What to do: Print out every record exactly as it appears.

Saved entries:
- - -

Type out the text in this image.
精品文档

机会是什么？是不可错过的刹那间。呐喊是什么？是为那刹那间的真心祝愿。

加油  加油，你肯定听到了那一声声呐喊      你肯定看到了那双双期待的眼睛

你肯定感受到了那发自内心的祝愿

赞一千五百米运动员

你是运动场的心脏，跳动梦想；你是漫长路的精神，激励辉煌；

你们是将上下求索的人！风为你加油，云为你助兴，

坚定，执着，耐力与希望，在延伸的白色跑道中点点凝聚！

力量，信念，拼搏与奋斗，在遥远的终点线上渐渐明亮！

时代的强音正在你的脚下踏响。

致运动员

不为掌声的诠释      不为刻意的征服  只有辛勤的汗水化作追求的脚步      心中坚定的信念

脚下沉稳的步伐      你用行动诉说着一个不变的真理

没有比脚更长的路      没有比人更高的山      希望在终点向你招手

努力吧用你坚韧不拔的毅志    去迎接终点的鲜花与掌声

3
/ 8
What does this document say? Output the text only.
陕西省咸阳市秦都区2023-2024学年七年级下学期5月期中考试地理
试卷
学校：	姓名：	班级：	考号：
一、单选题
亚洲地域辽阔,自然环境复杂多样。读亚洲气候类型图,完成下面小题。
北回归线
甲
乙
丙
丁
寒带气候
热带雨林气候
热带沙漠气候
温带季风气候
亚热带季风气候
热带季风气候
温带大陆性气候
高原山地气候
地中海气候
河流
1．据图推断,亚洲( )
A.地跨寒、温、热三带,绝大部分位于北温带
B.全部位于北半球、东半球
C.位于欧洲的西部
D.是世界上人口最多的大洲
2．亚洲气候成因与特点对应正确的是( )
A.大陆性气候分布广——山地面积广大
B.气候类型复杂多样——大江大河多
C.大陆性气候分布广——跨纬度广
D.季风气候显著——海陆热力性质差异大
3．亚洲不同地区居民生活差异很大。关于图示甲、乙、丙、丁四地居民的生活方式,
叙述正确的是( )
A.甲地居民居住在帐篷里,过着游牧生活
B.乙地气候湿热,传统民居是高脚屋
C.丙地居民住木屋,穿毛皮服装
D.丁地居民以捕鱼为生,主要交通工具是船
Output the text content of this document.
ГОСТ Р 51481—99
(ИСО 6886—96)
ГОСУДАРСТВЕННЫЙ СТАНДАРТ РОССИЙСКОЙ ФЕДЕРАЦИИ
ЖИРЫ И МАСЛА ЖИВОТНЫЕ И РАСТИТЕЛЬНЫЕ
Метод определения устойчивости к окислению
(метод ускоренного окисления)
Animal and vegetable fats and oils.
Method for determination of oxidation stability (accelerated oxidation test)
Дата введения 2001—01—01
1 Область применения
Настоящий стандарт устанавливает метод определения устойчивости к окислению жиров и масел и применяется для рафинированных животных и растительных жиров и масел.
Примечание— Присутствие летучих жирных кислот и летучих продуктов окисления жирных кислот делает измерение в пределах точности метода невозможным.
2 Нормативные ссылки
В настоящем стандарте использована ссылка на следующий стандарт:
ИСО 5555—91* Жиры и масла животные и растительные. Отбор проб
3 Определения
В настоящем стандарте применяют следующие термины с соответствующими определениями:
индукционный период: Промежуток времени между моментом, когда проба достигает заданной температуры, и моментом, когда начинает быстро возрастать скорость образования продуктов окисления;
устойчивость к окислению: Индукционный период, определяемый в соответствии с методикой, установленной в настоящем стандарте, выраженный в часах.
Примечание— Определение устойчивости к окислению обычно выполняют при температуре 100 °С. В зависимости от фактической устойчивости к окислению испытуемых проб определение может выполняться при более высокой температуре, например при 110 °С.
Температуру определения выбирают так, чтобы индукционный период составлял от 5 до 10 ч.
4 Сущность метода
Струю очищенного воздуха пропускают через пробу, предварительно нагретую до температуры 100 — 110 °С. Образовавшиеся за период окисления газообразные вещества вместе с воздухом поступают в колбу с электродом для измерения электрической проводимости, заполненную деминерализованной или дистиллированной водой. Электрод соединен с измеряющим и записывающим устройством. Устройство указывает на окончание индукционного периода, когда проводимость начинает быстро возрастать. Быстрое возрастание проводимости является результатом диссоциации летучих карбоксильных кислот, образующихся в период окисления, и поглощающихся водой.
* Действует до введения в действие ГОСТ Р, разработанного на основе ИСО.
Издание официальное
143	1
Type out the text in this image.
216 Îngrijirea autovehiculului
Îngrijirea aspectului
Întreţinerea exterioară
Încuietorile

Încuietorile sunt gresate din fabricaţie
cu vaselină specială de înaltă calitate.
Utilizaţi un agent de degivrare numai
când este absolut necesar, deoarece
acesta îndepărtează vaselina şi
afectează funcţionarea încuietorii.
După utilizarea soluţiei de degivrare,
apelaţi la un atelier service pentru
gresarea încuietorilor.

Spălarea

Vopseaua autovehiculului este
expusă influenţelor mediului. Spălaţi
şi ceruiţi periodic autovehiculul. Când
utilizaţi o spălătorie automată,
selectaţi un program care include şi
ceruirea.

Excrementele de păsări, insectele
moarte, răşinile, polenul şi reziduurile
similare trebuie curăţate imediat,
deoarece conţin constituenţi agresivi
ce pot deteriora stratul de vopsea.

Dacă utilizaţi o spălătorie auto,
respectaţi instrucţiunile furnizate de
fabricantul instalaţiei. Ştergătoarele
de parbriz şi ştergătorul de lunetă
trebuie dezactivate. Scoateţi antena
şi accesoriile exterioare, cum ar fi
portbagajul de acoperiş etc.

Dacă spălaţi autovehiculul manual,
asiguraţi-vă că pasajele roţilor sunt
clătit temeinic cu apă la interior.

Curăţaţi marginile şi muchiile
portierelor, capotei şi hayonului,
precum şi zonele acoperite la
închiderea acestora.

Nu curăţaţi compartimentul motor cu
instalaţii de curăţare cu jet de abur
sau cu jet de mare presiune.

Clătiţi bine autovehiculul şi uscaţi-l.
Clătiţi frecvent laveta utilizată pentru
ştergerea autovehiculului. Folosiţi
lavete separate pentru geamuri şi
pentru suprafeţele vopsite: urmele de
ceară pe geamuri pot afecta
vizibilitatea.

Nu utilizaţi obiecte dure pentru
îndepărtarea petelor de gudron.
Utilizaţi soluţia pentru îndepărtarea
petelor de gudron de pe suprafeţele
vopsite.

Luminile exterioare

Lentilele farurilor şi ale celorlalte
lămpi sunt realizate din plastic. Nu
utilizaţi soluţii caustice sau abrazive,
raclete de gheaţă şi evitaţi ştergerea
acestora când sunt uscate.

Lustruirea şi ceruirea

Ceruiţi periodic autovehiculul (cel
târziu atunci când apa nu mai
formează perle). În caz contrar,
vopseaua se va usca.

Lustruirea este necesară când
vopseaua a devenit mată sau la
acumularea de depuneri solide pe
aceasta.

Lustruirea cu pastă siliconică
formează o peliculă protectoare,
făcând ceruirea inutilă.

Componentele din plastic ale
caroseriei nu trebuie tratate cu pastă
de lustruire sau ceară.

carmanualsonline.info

- - -

Final answer:
Type out the text in this image.
精品文档

机会是什么？是不可错过的刹那间。呐喊是什么？是为那刹那间的真心祝愿。

加油  加油，你肯定听到了那一声声呐喊      你肯定看到了那双双期待的眼睛

你肯定感受到了那发自内心的祝愿

赞一千五百米运动员

你是运动场的心脏，跳动梦想；你是漫长路的精神，激励辉煌；

你们是将上下求索的人！风为你加油，云为你助兴，

坚定，执着，耐力与希望，在延伸的白色跑道中点点凝聚！

力量，信念，拼搏与奋斗，在遥远的终点线上渐渐明亮！

时代的强音正在你的脚下踏响。

致运动员

不为掌声的诠释      不为刻意的征服  只有辛勤的汗水化作追求的脚步      心中坚定的信念

脚下沉稳的步伐      你用行动诉说着一个不变的真理

没有比脚更长的路      没有比人更高的山      希望在终点向你招手

努力吧用你坚韧不拔的毅志    去迎接终点的鲜花与掌声

3
/ 8
What does this document say? Output the text only.
陕西省咸阳市秦都区2023-2024学年七年级下学期5月期中考试地理
试卷
学校：	姓名：	班级：	考号：
一、单选题
亚洲地域辽阔,自然环境复杂多样。读亚洲气候类型图,完成下面小题。
北回归线
甲
乙
丙
丁
寒带气候
热带雨林气候
热带沙漠气候
温带季风气候
亚热带季风气候
热带季风气候
温带大陆性气候
高原山地气候
地中海气候
河流
1．据图推断,亚洲( )
A.地跨寒、温、热三带,绝大部分位于北温带
B.全部位于北半球、东半球
C.位于欧洲的西部
D.是世界上人口最多的大洲
2．亚洲气候成因与特点对应正确的是( )
A.大陆性气候分布广——山地面积广大
B.气候类型复杂多样——大江大河多
C.大陆性气候分布广——跨纬度广
D.季风气候显著——海陆热力性质差异大
3．亚洲不同地区居民生活差异很大。关于图示甲、乙、丙、丁四地居民的生活方式,
叙述正确的是( )
A.甲地居民居住在帐篷里,过着游牧生活
B.乙地气候湿热,传统民居是高脚屋
C.丙地居民住木屋,穿毛皮服装
D.丁地居民以捕鱼为生,主要交通工具是船
Output the text content of this document.
ГОСТ Р 51481—99
(ИСО 6886—96)
ГОСУДАРСТВЕННЫЙ СТАНДАРТ РОССИЙСКОЙ ФЕДЕРАЦИИ
ЖИРЫ И МАСЛА ЖИВОТНЫЕ И РАСТИТЕЛЬНЫЕ
Метод определения устойчивости к окислению
(метод ускоренного окисления)
Animal and vegetable fats and oils.
Method for determination of oxidation stability (accelerated oxidation test)
Дата введения 2001—01—01
1 Область применения
Настоящий стандарт устанавливает метод определения устойчивости к окислению жиров и масел и применяется для рафинированных животных и растительных жиров и масел.
Примечание— Присутствие летучих жирных кислот и летучих продуктов окисления жирных кислот делает измерение в пределах точности метода невозможным.
2 Нормативные ссылки
В настоящем стандарте использована ссылка на следующий стандарт:
ИСО 5555—91* Жиры и масла животные и растительные. Отбор проб
3 Определения
В настоящем стандарте применяют следующие термины с соответствующими определениями:
индукционный период: Промежуток времени между моментом, когда проба достигает заданной температуры, и моментом, когда начинает быстро возрастать скорость образования продуктов окисления;
устойчивость к окислению: Индукционный период, определяемый в соответствии с методикой, установленной в настоящем стандарте, выраженный в часах.
Примечание— Определение устойчивости к окислению обычно выполняют при температуре 100 °С. В зависимости от фактической устойчивости к окислению испытуемых проб определение может выполняться при более высокой температуре, например при 110 °С.
Температуру определения выбирают так, чтобы индукционный период составлял от 5 до 10 ч.
4 Сущность метода
Струю очищенного воздуха пропускают через пробу, предварительно нагретую до температуры 100 — 110 °С. Образовавшиеся за период окисления газообразные вещества вместе с воздухом поступают в колбу с электродом для измерения электрической проводимости, заполненную деминерализованной или дистиллированной водой. Электрод соединен с измеряющим и записывающим устройством. Устройство указывает на окончание индукционного периода, когда проводимость начинает быстро возрастать. Быстрое возрастание проводимости является результатом диссоциации летучих карбоксильных кислот, образующихся в период окисления, и поглощающихся водой.
* Действует до введения в действие ГОСТ Р, разработанного на основе ИСО.
Издание официальное
143	1
Type out the text in this image.
216 Îngrijirea autovehiculului
Îngrijirea aspectului
Întreţinerea exterioară
Încuietorile

Încuietorile sunt gresate din fabricaţie
cu vaselină specială de înaltă calitate.
Utilizaţi un agent de degivrare numai
când este absolut necesar, deoarece
acesta îndepărtează vaselina şi
afectează funcţionarea încuietorii.
După utilizarea soluţiei de degivrare,
apelaţi la un atelier service pentru
gresarea încuietorilor.

Spălarea

Vopseaua autovehiculului este
expusă influenţelor mediului. Spălaţi
şi ceruiţi periodic autovehiculul. Când
utilizaţi o spălătorie automată,
selectaţi un program care include şi
ceruirea.

Excrementele de păsări, insectele
moarte, răşinile, polenul şi reziduurile
similare trebuie curăţate imediat,
deoarece conţin constituenţi agresivi
ce pot deteriora stratul de vopsea.

Dacă utilizaţi o spălătorie auto,
respectaţi instrucţiunile furnizate de
fabricantul instalaţiei. Ştergătoarele
de parbriz şi ştergătorul de lunetă
trebuie dezactivate. Scoateţi antena
şi accesoriile exterioare, cum ar fi
portbagajul de acoperiş etc.

Dacă spălaţi autovehiculul manual,
asiguraţi-vă că pasajele roţilor sunt
clătit temeinic cu apă la interior.

Curăţaţi marginile şi muchiile
portierelor, capotei şi hayonului,
precum şi zonele acoperite la
închiderea acestora.

Nu curăţaţi compartimentul motor cu
instalaţii de curăţare cu jet de abur
sau cu jet de mare presiune.

Clătiţi bine autovehiculul şi uscaţi-l.
Clătiţi frecvent laveta utilizată pentru
ştergerea autovehiculului. Folosiţi
lavete separate pentru geamuri şi
pentru suprafeţele vopsite: urmele de
ceară pe geamuri pot afecta
vizibilitatea.

Nu utilizaţi obiecte dure pentru
îndepărtarea petelor de gudron.
Utilizaţi soluţia pentru îndepărtarea
petelor de gudron de pe suprafeţele
vopsite.

Luminile exterioare

Lentilele farurilor şi ale celorlalte
lămpi sunt realizate din plastic. Nu
utilizaţi soluţii caustice sau abrazive,
raclete de gheaţă şi evitaţi ştergerea
acestora când sunt uscate.

Lustruirea şi ceruirea

Ceruiţi periodic autovehiculul (cel
târziu atunci când apa nu mai
formează perle). În caz contrar,
vopseaua se va usca.

Lustruirea este necesară când
vopseaua a devenit mată sau la
acumularea de depuneri solide pe
aceasta.

Lustruirea cu pastă siliconică
formează o peliculă protectoare,
făcând ceruirea inutilă.

Componentele din plastic ale
caroseriei nu trebuie tratate cu pastă
de lustruire sau ceară.

carmanualsonline.info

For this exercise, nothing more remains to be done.